begin Working data

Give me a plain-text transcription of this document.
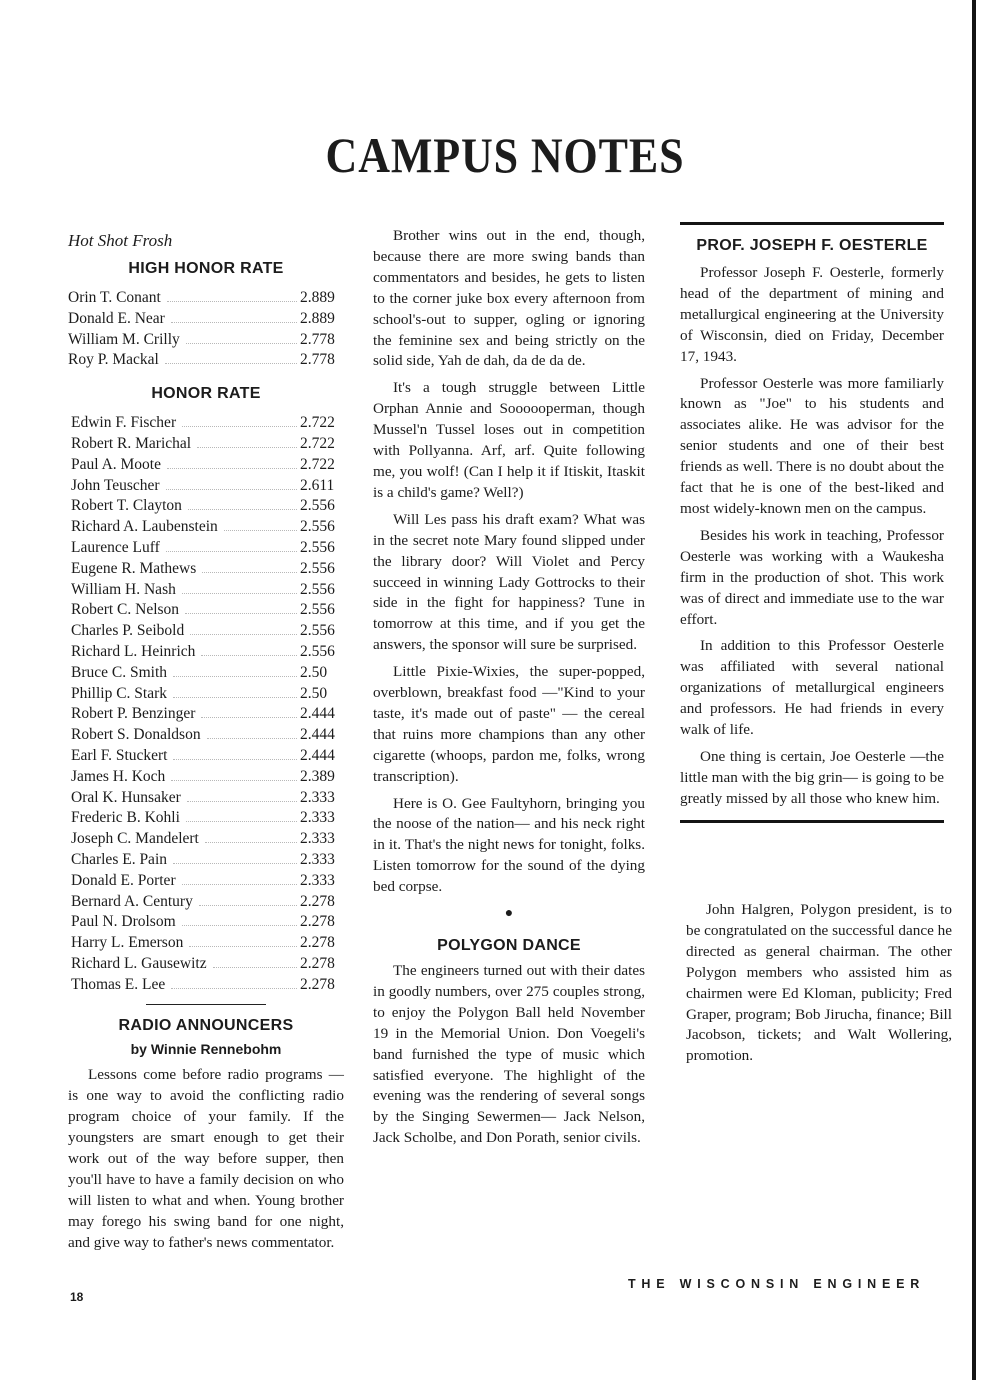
CAMPUS NOTES

Hot Shot Frosh

HIGH HONOR RATE
Orin T. Conant	2.889
Donald E. Near	2.889
William M. Crilly	2.778
Roy P. Mackal	2.778
HONOR RATE
Edwin F. Fischer	2.722
Robert R. Marichal	2.722
Paul A. Moote	2.722
John Teuscher	2.611
Robert T. Clayton	2.556
Richard A. Laubenstein	2.556
Laurence Luff	2.556
Eugene R. Mathews	2.556
William H. Nash	2.556
Robert C. Nelson	2.556
Charles P. Seibold	2.556
Richard L. Heinrich	2.556
Bruce C. Smith	2.50
Phillip C. Stark	2.50
Robert P. Benzinger	2.444
Robert S. Donaldson	2.444
Earl F. Stuckert	2.444
James H. Koch	2.389
Oral K. Hunsaker	2.333
Frederic B. Kohli	2.333
Joseph C. Mandelert	2.333
Charles E. Pain	2.333
Donald E. Porter	2.333
Bernard A. Century	2.278
Paul N. Drolsom	2.278
Harry L. Emerson	2.278
Richard L. Gausewitz	2.278
Thomas E. Lee	2.278
RADIO ANNOUNCERS
by Winnie Rennebohm

Lessons come before radio programs — is one way to avoid the conflicting radio program choice of your family. If the youngsters are smart enough to get their work out of the way before supper, then you'll have to have a family decision on who will listen to what and when. Young brother may forego his swing band for one night, and give way to father's news commentator.

Brother wins out in the end, though, because there are more swing bands than commentators and besides, he gets to listen to the corner juke box every afternoon from school's-out to supper, ogling or ignoring the feminine sex and being strictly on the solid side, Yah de dah, da de da de.

It's a tough struggle between Little Orphan Annie and Soooooperman, though Mussel'n Tussel loses out in competition with Pollyanna. Arf, arf. Quite following me, you wolf! (Can I help it if Itiskit, Itaskit is a child's game? Well?)

Will Les pass his draft exam? What was in the secret note Mary found slipped under the library door? Will Violet and Percy succeed in winning Lady Gottrocks to their side in the fight for happiness? Tune in tomorrow at this time, and if you get the answers, the sponsor will sure be surprised.

Little Pixie-Wixies, the super-popped, overblown, breakfast food —"Kind to your taste, it's made out of paste" — the cereal that ruins more champions than any other cigarette (whoops, pardon me, folks, wrong transcription).

Here is O. Gee Faultyhorn, bringing you the noose of the nation— and his neck right in it. That's the night news for tonight, folks. Listen tomorrow for the sound of the dying bed corpse.

●
POLYGON DANCE

The engineers turned out with their dates in goodly numbers, over 275 couples strong, to enjoy the Polygon Ball held November 19 in the Memorial Union. Don Voegeli's band furnished the type of music which satisfied everyone. The highlight of the evening was the rendering of several songs by the Singing Sewermen— Jack Nelson, Jack Scholbe, and Don Porath, senior civils.

PROF. JOSEPH F. OESTERLE

Professor Joseph F. Oesterle, formerly head of the department of mining and metallurgical engineering at the University of Wisconsin, died on Friday, December 17, 1943.

Professor Oesterle was more familiarly known as "Joe" to his students and associates alike. He was advisor for the senior students and one of their best friends as well. There is no doubt about the fact that he is one of the best-liked and most widely-known men on the campus.

Besides his work in teaching, Professor Oesterle was working with a Waukesha firm in the production of shot. This work was of direct and immediate use to the war effort.

In addition to this Professor Oesterle was affiliated with several national organizations of metallurgical engineers and professors. He had friends in every walk of life.

One thing is certain, Joe Oesterle —the little man with the big grin— is going to be greatly missed by all those who knew him.

John Halgren, Polygon president, is to be congratulated on the successful dance he directed as general chairman. The other Polygon members who assisted him as chairmen were Ed Kloman, publicity; Fred Graper, program; Bob Jirucha, finance; Bill Jacobson, tickets; and Walt Wollering, promotion.

18
THE WISCONSIN ENGINEER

end Working data

All of the material above should be reproduced exactly, except the pictures.

Give me a plain-text transcription of this document.
CAMPUS NOTES

Hot Shot Frosh

HIGH HONOR RATE
Orin T. Conant	2.889
Donald E. Near	2.889
William M. Crilly	2.778
Roy P. Mackal	2.778
HONOR RATE
Edwin F. Fischer	2.722
Robert R. Marichal	2.722
Paul A. Moote	2.722
John Teuscher	2.611
Robert T. Clayton	2.556
Richard A. Laubenstein	2.556
Laurence Luff	2.556
Eugene R. Mathews	2.556
William H. Nash	2.556
Robert C. Nelson	2.556
Charles P. Seibold	2.556
Richard L. Heinrich	2.556
Bruce C. Smith	2.50
Phillip C. Stark	2.50
Robert P. Benzinger	2.444
Robert S. Donaldson	2.444
Earl F. Stuckert	2.444
James H. Koch	2.389
Oral K. Hunsaker	2.333
Frederic B. Kohli	2.333
Joseph C. Mandelert	2.333
Charles E. Pain	2.333
Donald E. Porter	2.333
Bernard A. Century	2.278
Paul N. Drolsom	2.278
Harry L. Emerson	2.278
Richard L. Gausewitz	2.278
Thomas E. Lee	2.278
RADIO ANNOUNCERS
by Winnie Rennebohm

Lessons come before radio programs — is one way to avoid the conflicting radio program choice of your family. If the youngsters are smart enough to get their work out of the way before supper, then you'll have to have a family decision on who will listen to what and when. Young brother may forego his swing band for one night, and give way to father's news commentator.

Brother wins out in the end, though, because there are more swing bands than commentators and besides, he gets to listen to the corner juke box every afternoon from school's-out to supper, ogling or ignoring the feminine sex and being strictly on the solid side, Yah de dah, da de da de.

It's a tough struggle between Little Orphan Annie and Soooooperman, though Mussel'n Tussel loses out in competition with Pollyanna. Arf, arf. Quite following me, you wolf! (Can I help it if Itiskit, Itaskit is a child's game? Well?)

Will Les pass his draft exam? What was in the secret note Mary found slipped under the library door? Will Violet and Percy succeed in winning Lady Gottrocks to their side in the fight for happiness? Tune in tomorrow at this time, and if you get the answers, the sponsor will sure be surprised.

Little Pixie-Wixies, the super-popped, overblown, breakfast food —"Kind to your taste, it's made out of paste" — the cereal that ruins more champions than any other cigarette (whoops, pardon me, folks, wrong transcription).

Here is O. Gee Faultyhorn, bringing you the noose of the nation— and his neck right in it. That's the night news for tonight, folks. Listen tomorrow for the sound of the dying bed corpse.

●
POLYGON DANCE

The engineers turned out with their dates in goodly numbers, over 275 couples strong, to enjoy the Polygon Ball held November 19 in the Memorial Union. Don Voegeli's band furnished the type of music which satisfied everyone. The highlight of the evening was the rendering of several songs by the Singing Sewermen— Jack Nelson, Jack Scholbe, and Don Porath, senior civils.

PROF. JOSEPH F. OESTERLE

Professor Joseph F. Oesterle, formerly head of the department of mining and metallurgical engineering at the University of Wisconsin, died on Friday, December 17, 1943.

Professor Oesterle was more familiarly known as "Joe" to his students and associates alike. He was advisor for the senior students and one of their best friends as well. There is no doubt about the fact that he is one of the best-liked and most widely-known men on the campus.

Besides his work in teaching, Professor Oesterle was working with a Waukesha firm in the production of shot. This work was of direct and immediate use to the war effort.

In addition to this Professor Oesterle was affiliated with several national organizations of metallurgical engineers and professors. He had friends in every walk of life.

One thing is certain, Joe Oesterle —the little man with the big grin— is going to be greatly missed by all those who knew him.

John Halgren, Polygon president, is to be congratulated on the successful dance he directed as general chairman. The other Polygon members who assisted him as chairmen were Ed Kloman, publicity; Fred Graper, program; Bob Jirucha, finance; Bill Jacobson, tickets; and Walt Wollering, promotion.

18
THE WISCONSIN ENGINEER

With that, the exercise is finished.